"""
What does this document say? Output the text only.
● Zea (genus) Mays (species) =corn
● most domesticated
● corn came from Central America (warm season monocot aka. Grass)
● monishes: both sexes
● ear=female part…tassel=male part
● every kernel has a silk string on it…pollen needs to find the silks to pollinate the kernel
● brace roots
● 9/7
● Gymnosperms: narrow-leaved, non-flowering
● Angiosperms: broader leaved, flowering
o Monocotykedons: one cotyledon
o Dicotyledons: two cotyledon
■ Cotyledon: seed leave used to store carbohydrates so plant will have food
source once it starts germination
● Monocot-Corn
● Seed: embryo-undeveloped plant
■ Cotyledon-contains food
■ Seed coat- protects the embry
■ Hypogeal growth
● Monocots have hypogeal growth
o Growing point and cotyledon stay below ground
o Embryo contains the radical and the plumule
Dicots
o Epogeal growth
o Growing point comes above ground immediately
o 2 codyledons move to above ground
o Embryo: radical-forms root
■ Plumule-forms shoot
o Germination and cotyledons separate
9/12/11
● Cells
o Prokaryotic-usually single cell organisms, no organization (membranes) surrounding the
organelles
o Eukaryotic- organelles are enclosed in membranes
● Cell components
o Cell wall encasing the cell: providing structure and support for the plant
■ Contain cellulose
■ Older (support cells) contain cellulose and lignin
"""
ABOUT THIS TASK: Restate every record above, exactly, in full.

RESULT OF THIS TASK:
What does this document say? Output the text only.
● Zea (genus) Mays (species) =corn
● most domesticated
● corn came from Central America (warm season monocot aka. Grass)
● monishes: both sexes
● ear=female part…tassel=male part
● every kernel has a silk string on it…pollen needs to find the silks to pollinate the kernel
● brace roots
● 9/7
● Gymnosperms: narrow-leaved, non-flowering
● Angiosperms: broader leaved, flowering
o Monocotykedons: one cotyledon
o Dicotyledons: two cotyledon
■ Cotyledon: seed leave used to store carbohydrates so plant will have food
source once it starts germination
● Monocot-Corn
● Seed: embryo-undeveloped plant
■ Cotyledon-contains food
■ Seed coat- protects the embry
■ Hypogeal growth
● Monocots have hypogeal growth
o Growing point and cotyledon stay below ground
o Embryo contains the radical and the plumule
Dicots
o Epogeal growth
o Growing point comes above ground immediately
o 2 codyledons move to above ground
o Embryo: radical-forms root
■ Plumule-forms shoot
o Germination and cotyledons separate
9/12/11
● Cells
o Prokaryotic-usually single cell organisms, no organization (membranes) surrounding the
organelles
o Eukaryotic- organelles are enclosed in membranes
● Cell components
o Cell wall encasing the cell: providing structure and support for the plant
■ Contain cellulose
■ Older (support cells) contain cellulose and lignin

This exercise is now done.